§ YOUR GOAL:
Would it be possible to write out each entry below exactly, without the pictures?
——————
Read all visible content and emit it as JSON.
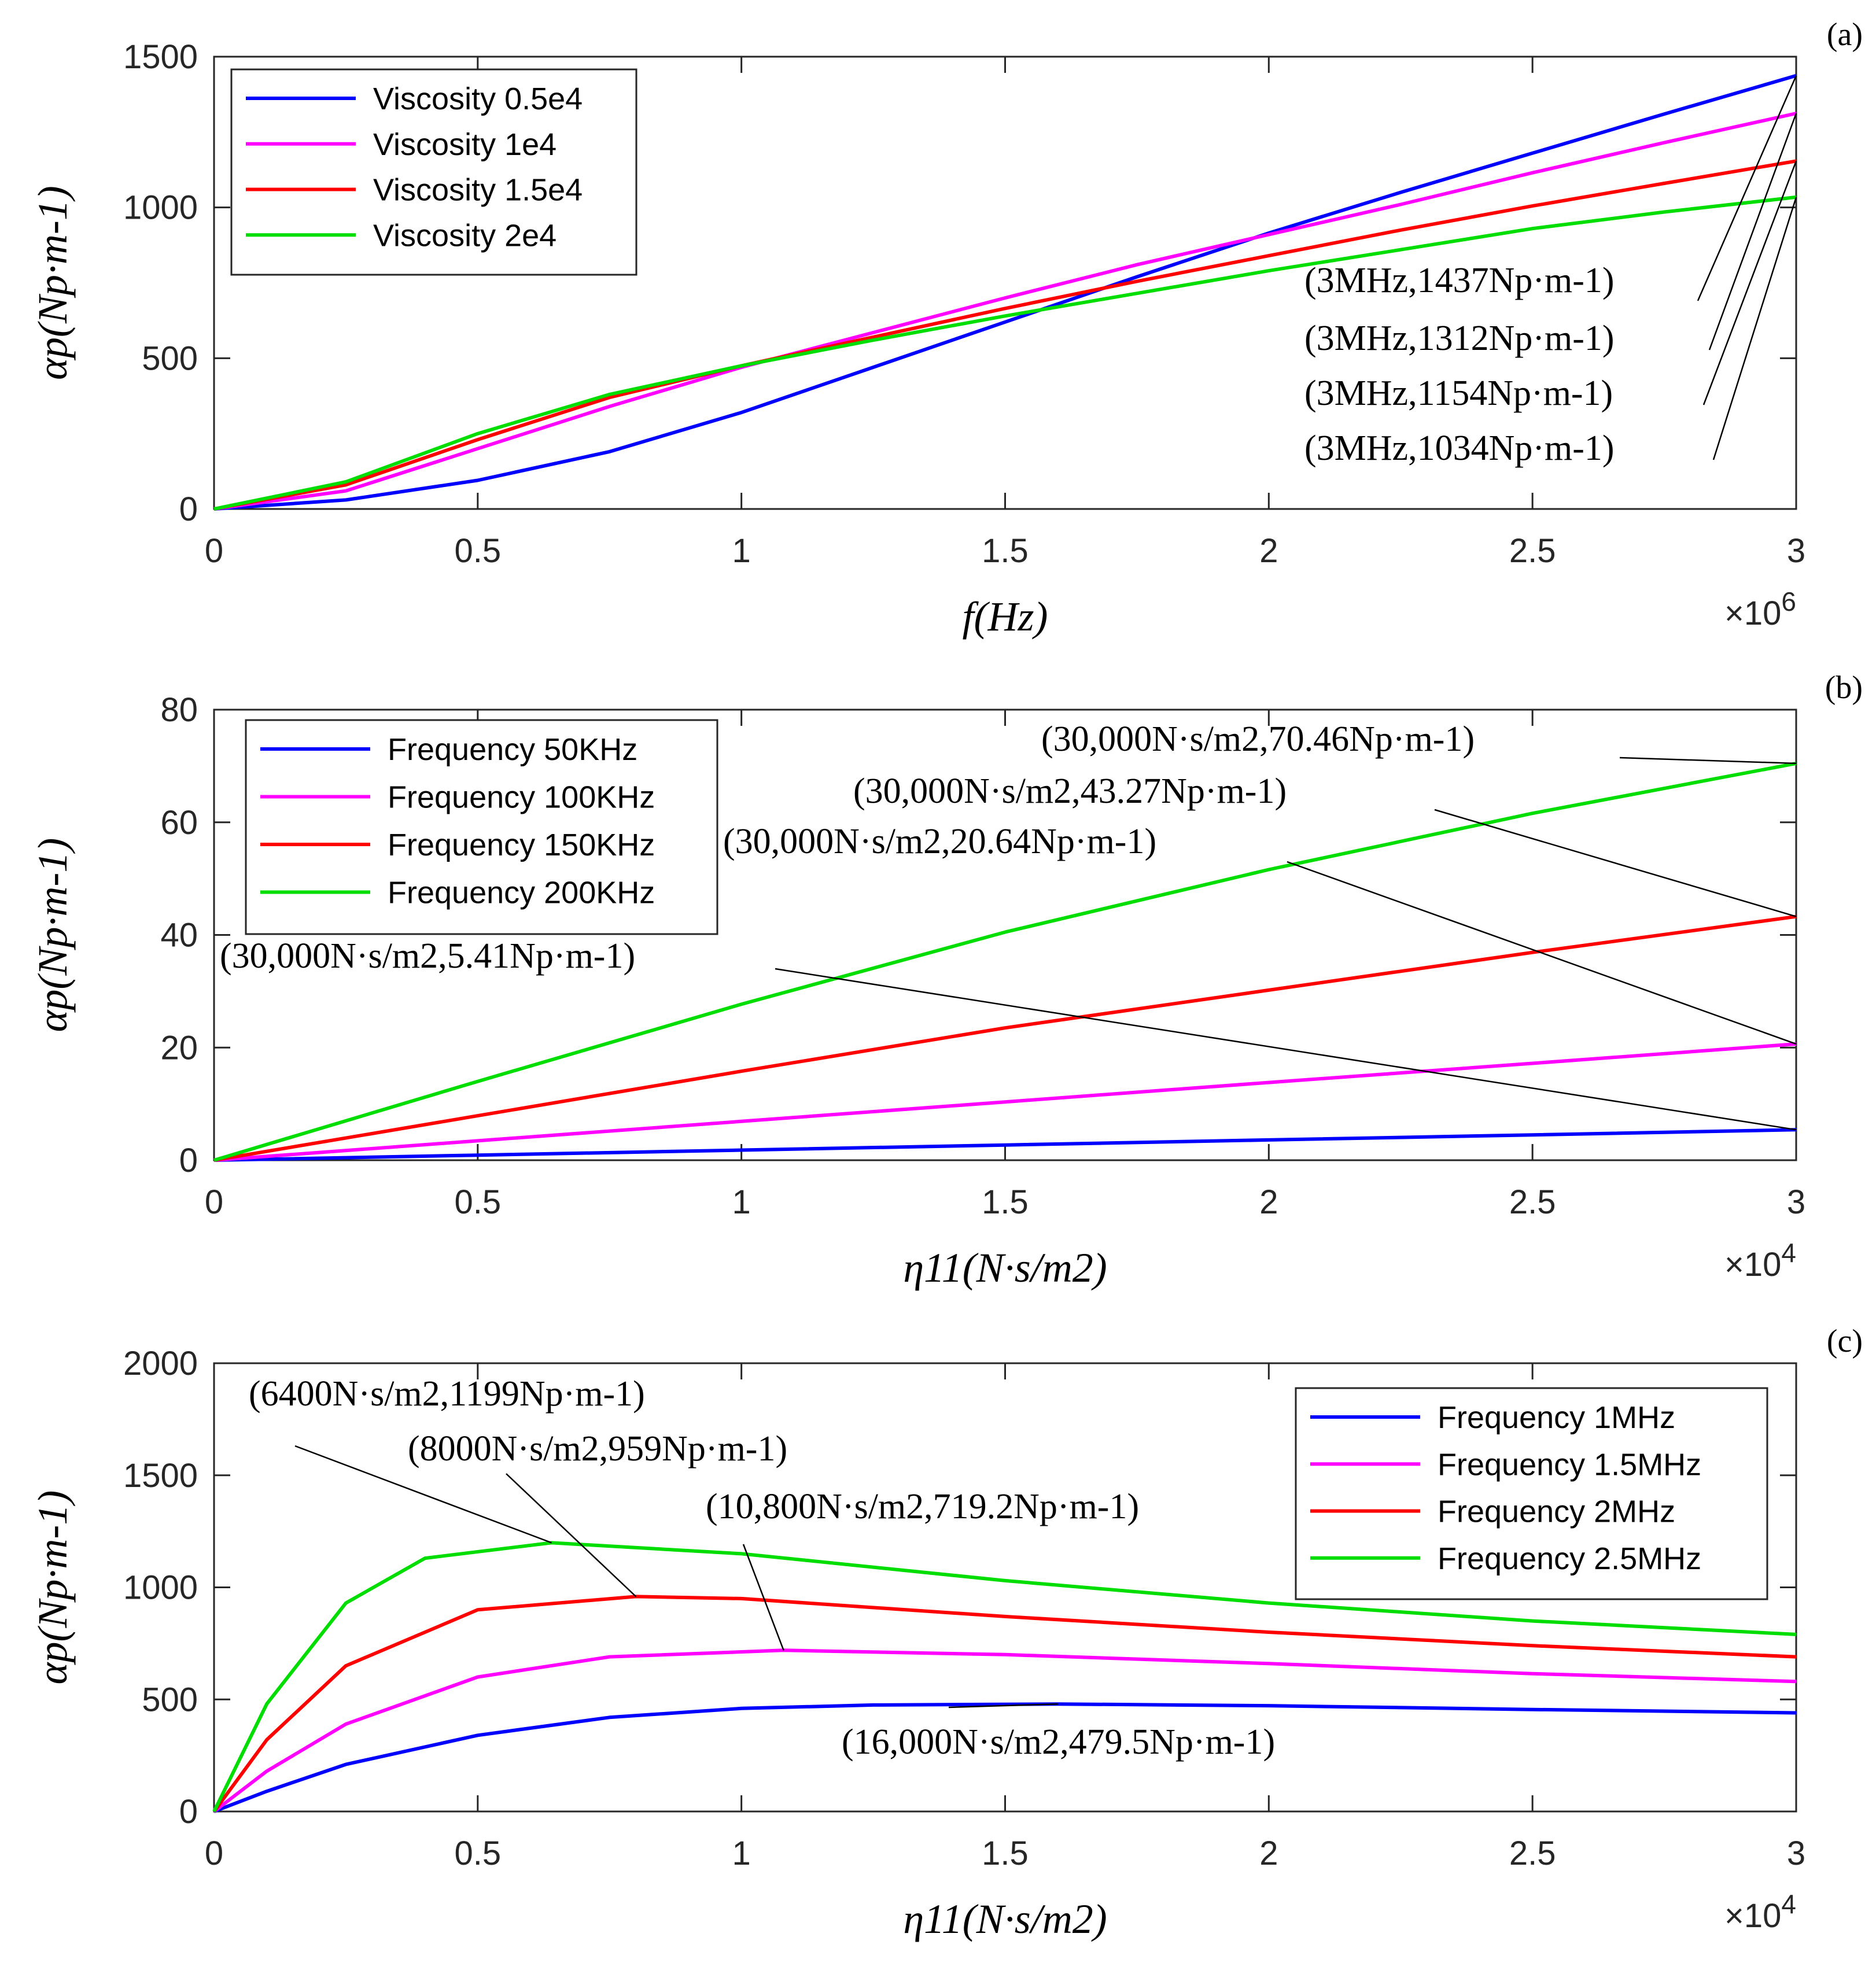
{
  "chart_data": [
    {
      "type": "line",
      "panel_label": "(a)",
      "title": "",
      "xlabel": "f(Hz)",
      "ylabel": "αp(Np·m-1)",
      "x_exponent": "×10^6",
      "xlim": [
        0,
        3
      ],
      "ylim": [
        0,
        1500
      ],
      "xticks": [
        "0",
        "0.5",
        "1",
        "1.5",
        "2",
        "2.5",
        "3"
      ],
      "yticks": [
        "0",
        "500",
        "1000",
        "1500"
      ],
      "legend_position": "top-left",
      "series": [
        {
          "name": "Viscosity 0.5e4",
          "color": "#0000ff",
          "x": [
            0,
            0.25,
            0.5,
            0.75,
            1.0,
            1.25,
            1.5,
            1.75,
            2.0,
            2.25,
            2.5,
            2.75,
            3.0
          ],
          "values": [
            0,
            30,
            95,
            190,
            320,
            470,
            620,
            770,
            915,
            1050,
            1180,
            1310,
            1437
          ]
        },
        {
          "name": "Viscosity 1e4",
          "color": "#ff00ff",
          "x": [
            0,
            0.25,
            0.5,
            0.75,
            1.0,
            1.25,
            1.5,
            1.75,
            2.0,
            2.25,
            2.5,
            2.75,
            3.0
          ],
          "values": [
            0,
            60,
            200,
            340,
            470,
            585,
            700,
            810,
            910,
            1010,
            1115,
            1215,
            1312
          ]
        },
        {
          "name": "Viscosity 1.5e4",
          "color": "#ff0000",
          "x": [
            0,
            0.25,
            0.5,
            0.75,
            1.0,
            1.25,
            1.5,
            1.75,
            2.0,
            2.25,
            2.5,
            2.75,
            3.0
          ],
          "values": [
            0,
            80,
            230,
            370,
            475,
            570,
            665,
            755,
            840,
            925,
            1005,
            1080,
            1154
          ]
        },
        {
          "name": "Viscosity 2e4",
          "color": "#00dd00",
          "x": [
            0,
            0.25,
            0.5,
            0.75,
            1.0,
            1.25,
            1.5,
            1.75,
            2.0,
            2.25,
            2.5,
            2.75,
            3.0
          ],
          "values": [
            0,
            90,
            250,
            380,
            475,
            560,
            640,
            715,
            790,
            860,
            930,
            985,
            1034
          ]
        }
      ],
      "annotations": [
        {
          "label": "(3MHz,1437Np·m-1)",
          "x": 3,
          "y": 1437
        },
        {
          "label": "(3MHz,1312Np·m-1)",
          "x": 3,
          "y": 1312
        },
        {
          "label": "(3MHz,1154Np·m-1)",
          "x": 3,
          "y": 1154
        },
        {
          "label": "(3MHz,1034Np·m-1)",
          "x": 3,
          "y": 1034
        }
      ]
    },
    {
      "type": "line",
      "panel_label": "(b)",
      "title": "",
      "xlabel": "η11(N·s/m2)",
      "ylabel": "αp(Np·m-1)",
      "x_exponent": "×10^4",
      "xlim": [
        0,
        3
      ],
      "ylim": [
        0,
        80
      ],
      "xticks": [
        "0",
        "0.5",
        "1",
        "1.5",
        "2",
        "2.5",
        "3"
      ],
      "yticks": [
        "0",
        "20",
        "40",
        "60",
        "80"
      ],
      "legend_position": "top-left",
      "series": [
        {
          "name": "Frequency 50KHz",
          "color": "#0000ff",
          "x": [
            0,
            0.5,
            1.0,
            1.5,
            2.0,
            2.5,
            3.0
          ],
          "values": [
            0,
            0.9,
            1.8,
            2.7,
            3.6,
            4.5,
            5.41
          ]
        },
        {
          "name": "Frequency 100KHz",
          "color": "#ff00ff",
          "x": [
            0,
            0.5,
            1.0,
            1.5,
            2.0,
            2.5,
            3.0
          ],
          "values": [
            0,
            3.45,
            6.9,
            10.35,
            13.8,
            17.2,
            20.64
          ]
        },
        {
          "name": "Frequency 150KHz",
          "color": "#ff0000",
          "x": [
            0,
            0.5,
            1.0,
            1.5,
            2.0,
            2.5,
            3.0
          ],
          "values": [
            0,
            7.9,
            15.8,
            23.5,
            30.2,
            36.9,
            43.27
          ]
        },
        {
          "name": "Frequency 200KHz",
          "color": "#00dd00",
          "x": [
            0,
            0.5,
            1.0,
            1.5,
            2.0,
            2.5,
            3.0
          ],
          "values": [
            0,
            14.0,
            27.7,
            40.5,
            51.6,
            61.6,
            70.46
          ]
        }
      ],
      "annotations": [
        {
          "label": "(30,000N·s/m2,70.46Np·m-1)",
          "x": 3,
          "y": 70.46
        },
        {
          "label": "(30,000N·s/m2,43.27Np·m-1)",
          "x": 3,
          "y": 43.27
        },
        {
          "label": "(30,000N·s/m2,20.64Np·m-1)",
          "x": 3,
          "y": 20.64
        },
        {
          "label": "(30,000N·s/m2,5.41Np·m-1)",
          "x": 3,
          "y": 5.41
        }
      ]
    },
    {
      "type": "line",
      "panel_label": "(c)",
      "title": "",
      "xlabel": "η11(N·s/m2)",
      "ylabel": "αp(Np·m-1)",
      "x_exponent": "×10^4",
      "xlim": [
        0,
        3
      ],
      "ylim": [
        0,
        2000
      ],
      "xticks": [
        "0",
        "0.5",
        "1",
        "1.5",
        "2",
        "2.5",
        "3"
      ],
      "yticks": [
        "0",
        "500",
        "1000",
        "1500",
        "2000"
      ],
      "legend_position": "top-right",
      "series": [
        {
          "name": "Frequency 1MHz",
          "color": "#0000ff",
          "x": [
            0,
            0.1,
            0.25,
            0.5,
            0.75,
            1.0,
            1.25,
            1.6,
            2.0,
            2.5,
            3.0
          ],
          "values": [
            0,
            90,
            210,
            340,
            420,
            460,
            475,
            479.5,
            472,
            455,
            440
          ]
        },
        {
          "name": "Frequency 1.5MHz",
          "color": "#ff00ff",
          "x": [
            0,
            0.1,
            0.25,
            0.5,
            0.75,
            1.08,
            1.5,
            2.0,
            2.5,
            3.0
          ],
          "values": [
            0,
            180,
            390,
            600,
            690,
            719.2,
            700,
            660,
            615,
            580
          ]
        },
        {
          "name": "Frequency 2MHz",
          "color": "#ff0000",
          "x": [
            0,
            0.1,
            0.25,
            0.5,
            0.8,
            1.0,
            1.5,
            2.0,
            2.5,
            3.0
          ],
          "values": [
            0,
            320,
            650,
            900,
            959,
            950,
            870,
            800,
            740,
            690
          ]
        },
        {
          "name": "Frequency 2.5MHz",
          "color": "#00dd00",
          "x": [
            0,
            0.1,
            0.25,
            0.4,
            0.64,
            1.0,
            1.5,
            2.0,
            2.5,
            3.0
          ],
          "values": [
            0,
            480,
            930,
            1130,
            1199,
            1150,
            1030,
            930,
            850,
            790
          ]
        }
      ],
      "annotations": [
        {
          "label": "(6400N·s/m2,1199Np·m-1)",
          "x": 0.64,
          "y": 1199
        },
        {
          "label": "(8000N·s/m2,959Np·m-1)",
          "x": 0.8,
          "y": 959
        },
        {
          "label": "(10,800N·s/m2,719.2Np·m-1)",
          "x": 1.08,
          "y": 719.2
        },
        {
          "label": "(16,000N·s/m2,479.5Np·m-1)",
          "x": 1.6,
          "y": 479.5
        }
      ]
    }
  ]
}
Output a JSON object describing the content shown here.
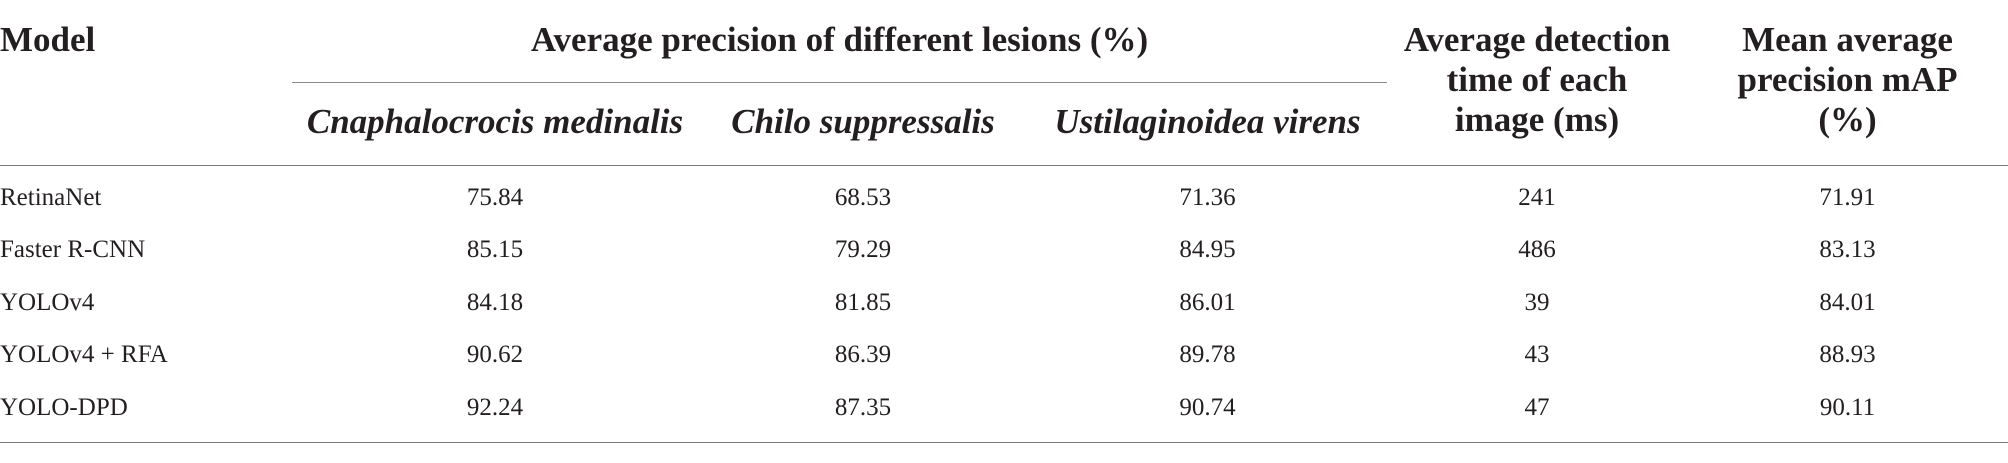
——————
§ WRITTEN SOLUTION:
Read all visible content and emit it as JSON.
{
  "chart_data": [
    {
      "type": "line",
      "panel_label": "(a)",
      "title": "",
      "xlabel": "f(Hz)",
      "ylabel": "αp(Np·m-1)",
      "x_exponent": "×10^6",
      "xlim": [
        0,
        3
      ],
      "ylim": [
        0,
        1500
      ],
      "xticks": [
        "0",
        "0.5",
        "1",
        "1.5",
        "2",
        "2.5",
        "3"
      ],
      "yticks": [
        "0",
        "500",
        "1000",
        "1500"
      ],
      "legend_position": "top-left",
      "series": [
        {
          "name": "Viscosity 0.5e4",
          "color": "#0000ff",
          "x": [
            0,
            0.25,
            0.5,
            0.75,
            1.0,
            1.25,
            1.5,
            1.75,
            2.0,
            2.25,
            2.5,
            2.75,
            3.0
          ],
          "values": [
            0,
            30,
            95,
            190,
            320,
            470,
            620,
            770,
            915,
            1050,
            1180,
            1310,
            1437
          ]
        },
        {
          "name": "Viscosity 1e4",
          "color": "#ff00ff",
          "x": [
            0,
            0.25,
            0.5,
            0.75,
            1.0,
            1.25,
            1.5,
            1.75,
            2.0,
            2.25,
            2.5,
            2.75,
            3.0
          ],
          "values": [
            0,
            60,
            200,
            340,
            470,
            585,
            700,
            810,
            910,
            1010,
            1115,
            1215,
            1312
          ]
        },
        {
          "name": "Viscosity 1.5e4",
          "color": "#ff0000",
          "x": [
            0,
            0.25,
            0.5,
            0.75,
            1.0,
            1.25,
            1.5,
            1.75,
            2.0,
            2.25,
            2.5,
            2.75,
            3.0
          ],
          "values": [
            0,
            80,
            230,
            370,
            475,
            570,
            665,
            755,
            840,
            925,
            1005,
            1080,
            1154
          ]
        },
        {
          "name": "Viscosity 2e4",
          "color": "#00dd00",
          "x": [
            0,
            0.25,
            0.5,
            0.75,
            1.0,
            1.25,
            1.5,
            1.75,
            2.0,
            2.25,
            2.5,
            2.75,
            3.0
          ],
          "values": [
            0,
            90,
            250,
            380,
            475,
            560,
            640,
            715,
            790,
            860,
            930,
            985,
            1034
          ]
        }
      ],
      "annotations": [
        {
          "label": "(3MHz,1437Np·m-1)",
          "x": 3,
          "y": 1437
        },
        {
          "label": "(3MHz,1312Np·m-1)",
          "x": 3,
          "y": 1312
        },
        {
          "label": "(3MHz,1154Np·m-1)",
          "x": 3,
          "y": 1154
        },
        {
          "label": "(3MHz,1034Np·m-1)",
          "x": 3,
          "y": 1034
        }
      ]
    },
    {
      "type": "line",
      "panel_label": "(b)",
      "title": "",
      "xlabel": "η11(N·s/m2)",
      "ylabel": "αp(Np·m-1)",
      "x_exponent": "×10^4",
      "xlim": [
        0,
        3
      ],
      "ylim": [
        0,
        80
      ],
      "xticks": [
        "0",
        "0.5",
        "1",
        "1.5",
        "2",
        "2.5",
        "3"
      ],
      "yticks": [
        "0",
        "20",
        "40",
        "60",
        "80"
      ],
      "legend_position": "top-left",
      "series": [
        {
          "name": "Frequency 50KHz",
          "color": "#0000ff",
          "x": [
            0,
            0.5,
            1.0,
            1.5,
            2.0,
            2.5,
            3.0
          ],
          "values": [
            0,
            0.9,
            1.8,
            2.7,
            3.6,
            4.5,
            5.41
          ]
        },
        {
          "name": "Frequency 100KHz",
          "color": "#ff00ff",
          "x": [
            0,
            0.5,
            1.0,
            1.5,
            2.0,
            2.5,
            3.0
          ],
          "values": [
            0,
            3.45,
            6.9,
            10.35,
            13.8,
            17.2,
            20.64
          ]
        },
        {
          "name": "Frequency 150KHz",
          "color": "#ff0000",
          "x": [
            0,
            0.5,
            1.0,
            1.5,
            2.0,
            2.5,
            3.0
          ],
          "values": [
            0,
            7.9,
            15.8,
            23.5,
            30.2,
            36.9,
            43.27
          ]
        },
        {
          "name": "Frequency 200KHz",
          "color": "#00dd00",
          "x": [
            0,
            0.5,
            1.0,
            1.5,
            2.0,
            2.5,
            3.0
          ],
          "values": [
            0,
            14.0,
            27.7,
            40.5,
            51.6,
            61.6,
            70.46
          ]
        }
      ],
      "annotations": [
        {
          "label": "(30,000N·s/m2,70.46Np·m-1)",
          "x": 3,
          "y": 70.46
        },
        {
          "label": "(30,000N·s/m2,43.27Np·m-1)",
          "x": 3,
          "y": 43.27
        },
        {
          "label": "(30,000N·s/m2,20.64Np·m-1)",
          "x": 3,
          "y": 20.64
        },
        {
          "label": "(30,000N·s/m2,5.41Np·m-1)",
          "x": 3,
          "y": 5.41
        }
      ]
    },
    {
      "type": "line",
      "panel_label": "(c)",
      "title": "",
      "xlabel": "η11(N·s/m2)",
      "ylabel": "αp(Np·m-1)",
      "x_exponent": "×10^4",
      "xlim": [
        0,
        3
      ],
      "ylim": [
        0,
        2000
      ],
      "xticks": [
        "0",
        "0.5",
        "1",
        "1.5",
        "2",
        "2.5",
        "3"
      ],
      "yticks": [
        "0",
        "500",
        "1000",
        "1500",
        "2000"
      ],
      "legend_position": "top-right",
      "series": [
        {
          "name": "Frequency 1MHz",
          "color": "#0000ff",
          "x": [
            0,
            0.1,
            0.25,
            0.5,
            0.75,
            1.0,
            1.25,
            1.6,
            2.0,
            2.5,
            3.0
          ],
          "values": [
            0,
            90,
            210,
            340,
            420,
            460,
            475,
            479.5,
            472,
            455,
            440
          ]
        },
        {
          "name": "Frequency 1.5MHz",
          "color": "#ff00ff",
          "x": [
            0,
            0.1,
            0.25,
            0.5,
            0.75,
            1.08,
            1.5,
            2.0,
            2.5,
            3.0
          ],
          "values": [
            0,
            180,
            390,
            600,
            690,
            719.2,
            700,
            660,
            615,
            580
          ]
        },
        {
          "name": "Frequency 2MHz",
          "color": "#ff0000",
          "x": [
            0,
            0.1,
            0.25,
            0.5,
            0.8,
            1.0,
            1.5,
            2.0,
            2.5,
            3.0
          ],
          "values": [
            0,
            320,
            650,
            900,
            959,
            950,
            870,
            800,
            740,
            690
          ]
        },
        {
          "name": "Frequency 2.5MHz",
          "color": "#00dd00",
          "x": [
            0,
            0.1,
            0.25,
            0.4,
            0.64,
            1.0,
            1.5,
            2.0,
            2.5,
            3.0
          ],
          "values": [
            0,
            480,
            930,
            1130,
            1199,
            1150,
            1030,
            930,
            850,
            790
          ]
        }
      ],
      "annotations": [
        {
          "label": "(6400N·s/m2,1199Np·m-1)",
          "x": 0.64,
          "y": 1199
        },
        {
          "label": "(8000N·s/m2,959Np·m-1)",
          "x": 0.8,
          "y": 959
        },
        {
          "label": "(10,800N·s/m2,719.2Np·m-1)",
          "x": 1.08,
          "y": 719.2
        },
        {
          "label": "(16,000N·s/m2,479.5Np·m-1)",
          "x": 1.6,
          "y": 479.5
        }
      ]
    }
  ]
}
Output a JSON object describing the content shown here.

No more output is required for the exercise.